Copy out all lines carrying the word "name".

§

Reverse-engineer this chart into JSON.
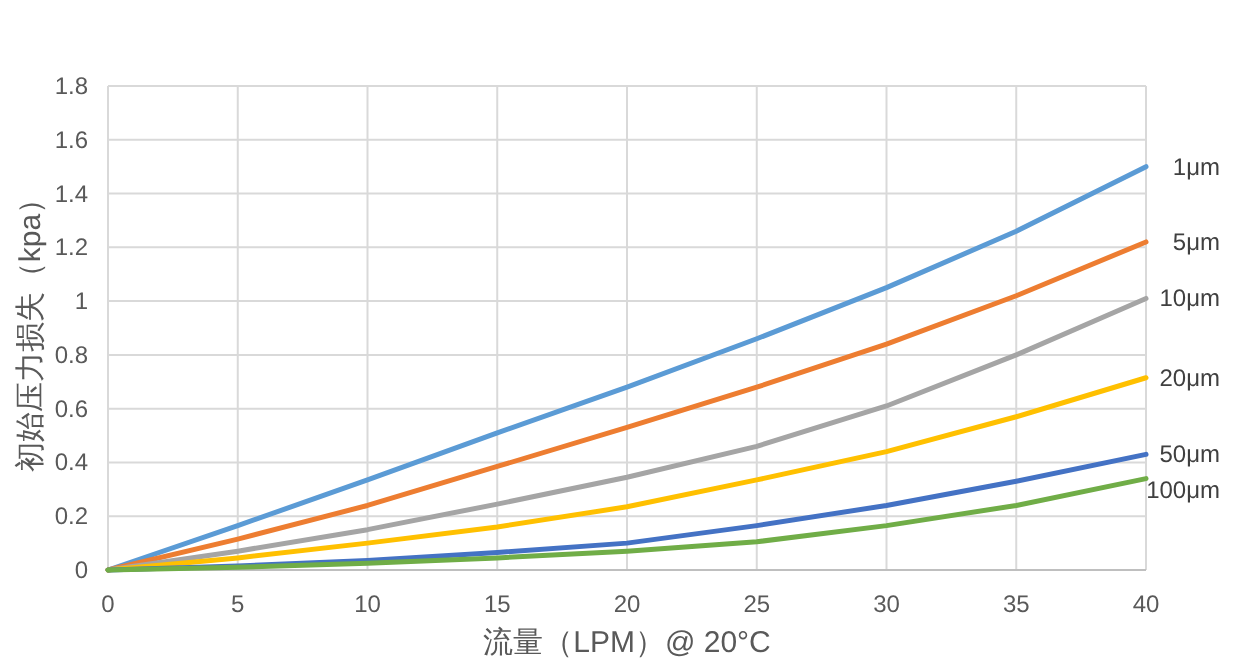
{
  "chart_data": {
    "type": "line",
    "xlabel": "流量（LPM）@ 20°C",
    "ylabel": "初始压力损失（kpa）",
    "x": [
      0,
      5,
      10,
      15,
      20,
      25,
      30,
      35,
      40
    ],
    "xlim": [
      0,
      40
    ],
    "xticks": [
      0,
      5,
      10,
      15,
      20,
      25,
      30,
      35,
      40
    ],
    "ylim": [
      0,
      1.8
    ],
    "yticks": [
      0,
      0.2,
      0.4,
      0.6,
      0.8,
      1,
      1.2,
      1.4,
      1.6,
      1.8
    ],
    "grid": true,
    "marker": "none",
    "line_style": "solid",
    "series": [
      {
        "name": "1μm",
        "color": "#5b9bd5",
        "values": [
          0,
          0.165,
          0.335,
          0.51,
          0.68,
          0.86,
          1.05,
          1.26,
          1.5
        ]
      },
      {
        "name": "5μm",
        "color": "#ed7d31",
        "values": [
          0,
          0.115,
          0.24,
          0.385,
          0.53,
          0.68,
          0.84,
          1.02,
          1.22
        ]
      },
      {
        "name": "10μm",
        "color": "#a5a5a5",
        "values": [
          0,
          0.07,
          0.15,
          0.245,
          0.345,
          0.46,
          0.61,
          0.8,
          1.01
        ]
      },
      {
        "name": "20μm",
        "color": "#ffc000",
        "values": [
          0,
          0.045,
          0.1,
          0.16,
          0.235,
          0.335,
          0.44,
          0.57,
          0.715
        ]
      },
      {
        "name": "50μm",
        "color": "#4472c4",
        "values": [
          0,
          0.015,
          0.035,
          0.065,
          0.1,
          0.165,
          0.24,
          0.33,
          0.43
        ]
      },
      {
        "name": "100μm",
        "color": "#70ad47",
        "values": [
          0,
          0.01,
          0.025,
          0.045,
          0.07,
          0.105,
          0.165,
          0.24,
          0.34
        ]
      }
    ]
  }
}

§

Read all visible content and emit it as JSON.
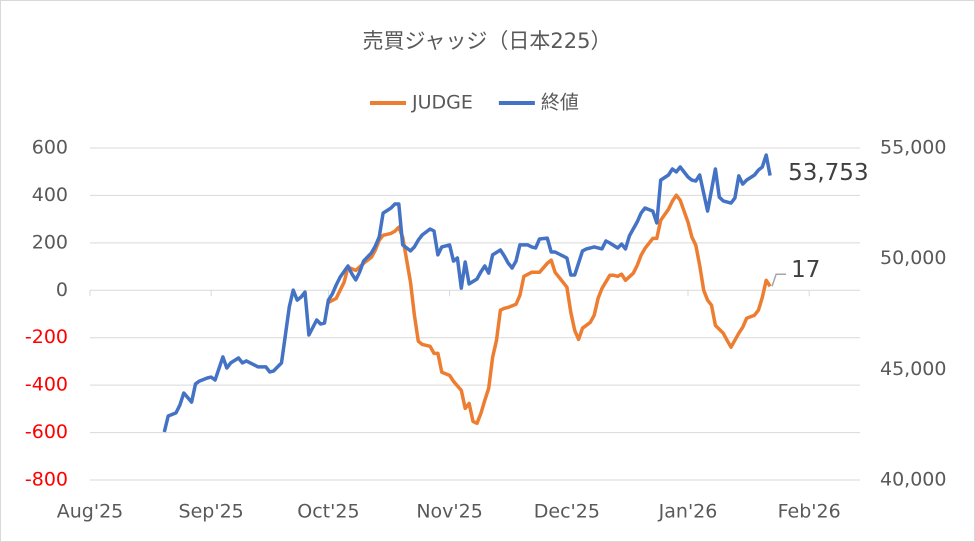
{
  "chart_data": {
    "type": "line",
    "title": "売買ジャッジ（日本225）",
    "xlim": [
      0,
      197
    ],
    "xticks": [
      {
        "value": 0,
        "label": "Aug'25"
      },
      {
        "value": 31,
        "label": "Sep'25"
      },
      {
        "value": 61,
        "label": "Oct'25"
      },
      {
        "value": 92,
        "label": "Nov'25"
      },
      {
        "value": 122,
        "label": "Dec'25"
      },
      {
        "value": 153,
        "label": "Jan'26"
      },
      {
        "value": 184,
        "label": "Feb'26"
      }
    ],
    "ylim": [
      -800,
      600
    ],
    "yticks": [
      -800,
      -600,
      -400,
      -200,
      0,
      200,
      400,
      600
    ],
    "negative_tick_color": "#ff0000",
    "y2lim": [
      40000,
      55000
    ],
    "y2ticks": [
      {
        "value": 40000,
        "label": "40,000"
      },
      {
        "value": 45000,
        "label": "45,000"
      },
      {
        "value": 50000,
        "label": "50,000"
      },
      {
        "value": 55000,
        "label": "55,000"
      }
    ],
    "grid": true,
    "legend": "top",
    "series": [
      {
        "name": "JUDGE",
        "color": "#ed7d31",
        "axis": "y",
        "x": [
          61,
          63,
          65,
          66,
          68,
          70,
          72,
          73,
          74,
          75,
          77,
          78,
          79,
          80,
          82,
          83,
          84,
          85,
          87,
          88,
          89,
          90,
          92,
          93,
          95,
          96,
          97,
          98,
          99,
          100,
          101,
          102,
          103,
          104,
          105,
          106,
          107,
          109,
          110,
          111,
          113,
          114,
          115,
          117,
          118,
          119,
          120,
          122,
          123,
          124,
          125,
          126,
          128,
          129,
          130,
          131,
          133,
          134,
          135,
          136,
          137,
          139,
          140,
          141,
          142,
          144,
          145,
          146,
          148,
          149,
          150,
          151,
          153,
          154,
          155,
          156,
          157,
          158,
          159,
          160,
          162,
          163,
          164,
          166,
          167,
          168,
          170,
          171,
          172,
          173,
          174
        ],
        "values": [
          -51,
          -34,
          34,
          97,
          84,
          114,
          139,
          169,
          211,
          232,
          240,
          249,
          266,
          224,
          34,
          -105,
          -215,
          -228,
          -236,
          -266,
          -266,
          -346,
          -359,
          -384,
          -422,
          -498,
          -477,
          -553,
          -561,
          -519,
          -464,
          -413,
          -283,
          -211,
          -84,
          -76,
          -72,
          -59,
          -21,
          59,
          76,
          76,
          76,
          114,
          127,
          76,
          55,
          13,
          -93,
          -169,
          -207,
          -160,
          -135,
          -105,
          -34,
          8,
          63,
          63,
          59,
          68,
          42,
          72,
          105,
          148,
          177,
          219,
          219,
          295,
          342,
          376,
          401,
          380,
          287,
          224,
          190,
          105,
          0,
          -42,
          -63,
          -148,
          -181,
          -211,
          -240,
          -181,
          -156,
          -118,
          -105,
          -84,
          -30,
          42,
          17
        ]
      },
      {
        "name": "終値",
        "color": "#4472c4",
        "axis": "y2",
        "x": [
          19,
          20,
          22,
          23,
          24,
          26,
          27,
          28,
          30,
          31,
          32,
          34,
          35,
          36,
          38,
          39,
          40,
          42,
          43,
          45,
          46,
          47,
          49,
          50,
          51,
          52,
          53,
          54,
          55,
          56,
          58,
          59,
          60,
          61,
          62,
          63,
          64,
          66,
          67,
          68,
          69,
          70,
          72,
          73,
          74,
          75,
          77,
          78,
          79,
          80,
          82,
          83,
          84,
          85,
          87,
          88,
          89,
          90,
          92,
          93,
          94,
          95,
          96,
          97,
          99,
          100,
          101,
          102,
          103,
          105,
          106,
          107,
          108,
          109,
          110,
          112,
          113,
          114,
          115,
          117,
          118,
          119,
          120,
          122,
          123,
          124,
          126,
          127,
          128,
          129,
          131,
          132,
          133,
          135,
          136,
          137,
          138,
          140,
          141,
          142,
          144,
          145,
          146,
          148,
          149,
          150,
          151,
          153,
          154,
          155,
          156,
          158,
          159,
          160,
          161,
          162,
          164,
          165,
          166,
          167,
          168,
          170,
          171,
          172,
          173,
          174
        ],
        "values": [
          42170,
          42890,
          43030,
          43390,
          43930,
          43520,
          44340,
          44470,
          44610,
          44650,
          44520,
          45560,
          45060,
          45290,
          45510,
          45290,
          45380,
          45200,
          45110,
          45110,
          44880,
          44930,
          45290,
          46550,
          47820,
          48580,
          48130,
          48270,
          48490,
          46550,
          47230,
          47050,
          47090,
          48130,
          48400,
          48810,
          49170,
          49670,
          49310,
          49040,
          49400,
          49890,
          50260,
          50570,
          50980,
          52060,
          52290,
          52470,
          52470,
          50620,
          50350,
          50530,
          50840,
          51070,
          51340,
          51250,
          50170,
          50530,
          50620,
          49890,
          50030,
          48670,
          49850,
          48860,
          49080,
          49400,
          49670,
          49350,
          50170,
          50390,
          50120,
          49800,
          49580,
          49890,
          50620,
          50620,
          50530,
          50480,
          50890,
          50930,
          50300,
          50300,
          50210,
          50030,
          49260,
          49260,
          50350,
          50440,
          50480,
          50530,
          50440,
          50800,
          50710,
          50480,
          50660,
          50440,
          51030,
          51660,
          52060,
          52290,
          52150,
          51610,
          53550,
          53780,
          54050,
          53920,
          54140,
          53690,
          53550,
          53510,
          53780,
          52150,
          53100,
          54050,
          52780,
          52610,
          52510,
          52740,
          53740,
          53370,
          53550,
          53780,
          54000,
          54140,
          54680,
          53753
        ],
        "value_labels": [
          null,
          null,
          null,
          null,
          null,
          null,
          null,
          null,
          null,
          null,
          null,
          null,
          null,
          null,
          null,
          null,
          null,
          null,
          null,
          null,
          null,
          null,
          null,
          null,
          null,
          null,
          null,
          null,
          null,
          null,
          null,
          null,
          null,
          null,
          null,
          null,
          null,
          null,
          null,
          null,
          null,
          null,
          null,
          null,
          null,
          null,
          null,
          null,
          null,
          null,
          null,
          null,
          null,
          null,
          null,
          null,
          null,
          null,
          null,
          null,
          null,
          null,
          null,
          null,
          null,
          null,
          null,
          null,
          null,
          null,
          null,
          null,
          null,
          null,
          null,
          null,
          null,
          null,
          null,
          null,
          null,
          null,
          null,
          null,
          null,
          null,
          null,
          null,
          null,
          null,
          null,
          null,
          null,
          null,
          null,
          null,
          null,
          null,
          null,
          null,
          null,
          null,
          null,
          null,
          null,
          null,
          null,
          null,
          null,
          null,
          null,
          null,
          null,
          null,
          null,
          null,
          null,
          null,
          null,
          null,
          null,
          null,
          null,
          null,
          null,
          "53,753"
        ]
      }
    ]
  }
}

§

### Final result:
        "name": "1μm",
        "name": "5μm",
        "name": "10μm",
        "name": "20μm",
        "name": "50μm",
        "name": "100μm",
        "name": "JUDGE",
        "name": "終値",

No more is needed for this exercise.